-- BEGIN Exercise input --

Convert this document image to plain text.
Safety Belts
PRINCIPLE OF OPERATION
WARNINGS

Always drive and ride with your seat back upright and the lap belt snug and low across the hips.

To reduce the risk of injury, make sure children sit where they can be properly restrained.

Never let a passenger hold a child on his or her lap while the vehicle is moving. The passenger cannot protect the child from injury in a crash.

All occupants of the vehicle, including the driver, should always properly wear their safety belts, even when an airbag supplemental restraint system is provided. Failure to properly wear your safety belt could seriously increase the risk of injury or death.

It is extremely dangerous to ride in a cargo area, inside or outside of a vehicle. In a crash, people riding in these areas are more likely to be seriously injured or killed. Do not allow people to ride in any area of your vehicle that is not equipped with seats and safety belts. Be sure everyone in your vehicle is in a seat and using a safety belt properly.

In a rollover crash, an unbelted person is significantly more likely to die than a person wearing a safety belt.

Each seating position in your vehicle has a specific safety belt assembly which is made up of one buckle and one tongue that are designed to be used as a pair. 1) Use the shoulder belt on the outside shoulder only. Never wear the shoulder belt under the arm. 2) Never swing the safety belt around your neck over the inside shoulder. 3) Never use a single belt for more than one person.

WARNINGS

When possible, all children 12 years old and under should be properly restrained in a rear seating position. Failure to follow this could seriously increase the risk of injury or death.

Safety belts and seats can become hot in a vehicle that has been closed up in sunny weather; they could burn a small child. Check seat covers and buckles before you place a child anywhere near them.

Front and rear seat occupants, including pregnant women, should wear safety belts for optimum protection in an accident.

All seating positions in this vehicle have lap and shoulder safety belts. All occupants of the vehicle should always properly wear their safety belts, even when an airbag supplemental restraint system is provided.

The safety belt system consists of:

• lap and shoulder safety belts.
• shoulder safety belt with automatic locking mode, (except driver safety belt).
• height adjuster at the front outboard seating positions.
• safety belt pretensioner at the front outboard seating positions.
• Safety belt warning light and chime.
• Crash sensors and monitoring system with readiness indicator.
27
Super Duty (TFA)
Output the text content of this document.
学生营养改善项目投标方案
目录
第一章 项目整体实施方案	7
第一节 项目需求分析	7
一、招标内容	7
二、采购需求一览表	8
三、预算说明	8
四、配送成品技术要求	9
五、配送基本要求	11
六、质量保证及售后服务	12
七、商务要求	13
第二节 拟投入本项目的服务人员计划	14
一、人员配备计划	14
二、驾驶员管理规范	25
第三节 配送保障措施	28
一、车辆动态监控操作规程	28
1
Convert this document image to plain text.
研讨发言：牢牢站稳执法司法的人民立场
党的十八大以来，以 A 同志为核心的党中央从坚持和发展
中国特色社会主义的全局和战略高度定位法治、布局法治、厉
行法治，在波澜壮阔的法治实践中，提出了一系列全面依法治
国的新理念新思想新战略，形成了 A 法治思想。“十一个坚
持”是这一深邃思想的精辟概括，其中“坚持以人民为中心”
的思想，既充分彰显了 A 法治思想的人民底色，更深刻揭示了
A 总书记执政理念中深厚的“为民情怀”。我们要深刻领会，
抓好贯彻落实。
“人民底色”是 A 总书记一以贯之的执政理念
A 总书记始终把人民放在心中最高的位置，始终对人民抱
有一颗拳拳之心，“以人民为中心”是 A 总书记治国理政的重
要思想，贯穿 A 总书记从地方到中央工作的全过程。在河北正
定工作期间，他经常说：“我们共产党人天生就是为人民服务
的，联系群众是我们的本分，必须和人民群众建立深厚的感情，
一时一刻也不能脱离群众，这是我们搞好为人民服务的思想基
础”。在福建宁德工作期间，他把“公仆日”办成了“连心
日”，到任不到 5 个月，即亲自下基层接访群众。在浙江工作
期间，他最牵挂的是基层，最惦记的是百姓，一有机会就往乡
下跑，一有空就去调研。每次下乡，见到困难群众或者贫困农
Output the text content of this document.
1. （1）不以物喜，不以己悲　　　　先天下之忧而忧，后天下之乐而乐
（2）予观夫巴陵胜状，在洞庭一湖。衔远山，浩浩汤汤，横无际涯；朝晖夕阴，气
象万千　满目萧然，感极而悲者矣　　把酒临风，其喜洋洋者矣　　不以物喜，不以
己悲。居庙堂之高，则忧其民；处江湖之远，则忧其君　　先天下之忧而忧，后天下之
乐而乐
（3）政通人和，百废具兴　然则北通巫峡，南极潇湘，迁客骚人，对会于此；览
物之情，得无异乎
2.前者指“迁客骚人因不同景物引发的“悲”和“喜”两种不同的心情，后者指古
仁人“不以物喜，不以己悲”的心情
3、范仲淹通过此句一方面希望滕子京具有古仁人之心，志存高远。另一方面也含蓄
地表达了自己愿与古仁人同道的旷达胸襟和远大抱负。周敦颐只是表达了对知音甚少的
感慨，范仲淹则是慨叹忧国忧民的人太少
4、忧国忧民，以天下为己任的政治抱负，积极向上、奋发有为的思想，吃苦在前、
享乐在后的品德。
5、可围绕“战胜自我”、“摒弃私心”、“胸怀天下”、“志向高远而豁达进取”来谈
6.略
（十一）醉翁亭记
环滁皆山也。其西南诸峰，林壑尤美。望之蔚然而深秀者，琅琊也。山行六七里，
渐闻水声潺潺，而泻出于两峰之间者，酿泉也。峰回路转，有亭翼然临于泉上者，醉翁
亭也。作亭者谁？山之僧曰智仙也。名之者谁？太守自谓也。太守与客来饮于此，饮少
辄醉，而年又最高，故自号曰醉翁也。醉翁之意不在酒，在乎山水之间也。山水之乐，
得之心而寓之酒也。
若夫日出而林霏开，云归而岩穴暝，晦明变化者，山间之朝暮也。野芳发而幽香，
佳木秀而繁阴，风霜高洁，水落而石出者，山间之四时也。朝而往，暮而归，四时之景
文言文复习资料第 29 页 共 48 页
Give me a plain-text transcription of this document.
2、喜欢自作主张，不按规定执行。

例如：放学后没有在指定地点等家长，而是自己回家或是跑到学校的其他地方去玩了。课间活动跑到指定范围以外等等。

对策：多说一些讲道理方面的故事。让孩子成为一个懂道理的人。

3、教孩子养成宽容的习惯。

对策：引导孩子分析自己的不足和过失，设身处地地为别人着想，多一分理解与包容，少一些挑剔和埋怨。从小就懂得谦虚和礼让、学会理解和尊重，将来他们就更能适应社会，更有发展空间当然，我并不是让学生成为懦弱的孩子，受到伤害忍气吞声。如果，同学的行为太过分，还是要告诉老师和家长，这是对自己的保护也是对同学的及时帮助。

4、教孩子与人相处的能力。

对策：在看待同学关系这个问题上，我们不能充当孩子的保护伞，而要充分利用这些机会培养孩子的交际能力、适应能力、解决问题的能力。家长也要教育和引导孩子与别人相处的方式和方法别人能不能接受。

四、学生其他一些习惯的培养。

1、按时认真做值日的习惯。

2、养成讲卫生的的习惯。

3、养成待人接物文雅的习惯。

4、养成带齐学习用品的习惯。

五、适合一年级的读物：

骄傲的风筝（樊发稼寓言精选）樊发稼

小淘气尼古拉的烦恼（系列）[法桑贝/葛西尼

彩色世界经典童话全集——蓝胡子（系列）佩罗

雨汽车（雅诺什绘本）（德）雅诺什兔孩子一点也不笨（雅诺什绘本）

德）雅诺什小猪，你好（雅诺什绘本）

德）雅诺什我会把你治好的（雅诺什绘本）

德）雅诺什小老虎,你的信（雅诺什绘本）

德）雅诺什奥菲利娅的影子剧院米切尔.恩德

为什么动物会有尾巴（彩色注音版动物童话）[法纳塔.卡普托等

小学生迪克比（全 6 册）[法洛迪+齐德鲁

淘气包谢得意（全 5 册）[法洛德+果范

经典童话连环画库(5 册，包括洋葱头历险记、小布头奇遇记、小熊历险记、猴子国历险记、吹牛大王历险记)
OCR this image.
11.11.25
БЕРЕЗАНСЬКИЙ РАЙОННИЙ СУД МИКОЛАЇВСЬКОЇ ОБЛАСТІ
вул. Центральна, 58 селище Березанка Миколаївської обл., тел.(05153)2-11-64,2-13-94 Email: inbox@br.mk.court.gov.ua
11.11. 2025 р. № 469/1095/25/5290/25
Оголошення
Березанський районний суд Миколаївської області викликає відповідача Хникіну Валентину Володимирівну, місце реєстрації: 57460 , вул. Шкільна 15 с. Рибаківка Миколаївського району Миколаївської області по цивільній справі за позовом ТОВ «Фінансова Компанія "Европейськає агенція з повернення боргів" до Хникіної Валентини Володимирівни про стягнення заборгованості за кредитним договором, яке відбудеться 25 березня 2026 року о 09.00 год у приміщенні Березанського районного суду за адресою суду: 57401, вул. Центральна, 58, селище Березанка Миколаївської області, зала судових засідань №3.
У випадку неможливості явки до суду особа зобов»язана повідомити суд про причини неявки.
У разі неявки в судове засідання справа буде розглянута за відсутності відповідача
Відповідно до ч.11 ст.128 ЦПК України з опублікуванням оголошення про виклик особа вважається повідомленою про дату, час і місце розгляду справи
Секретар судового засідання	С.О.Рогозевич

-- END Exercise input --

* Task statement *
Scan the listing above and copy all lines containing the word "неявки".

* Written solution *
У випадку неможливості явки до суду особа зобов»язана повідомити суд про причини неявки.
У разі неявки в судове засідання справа буде розглянута за відсутності відповідача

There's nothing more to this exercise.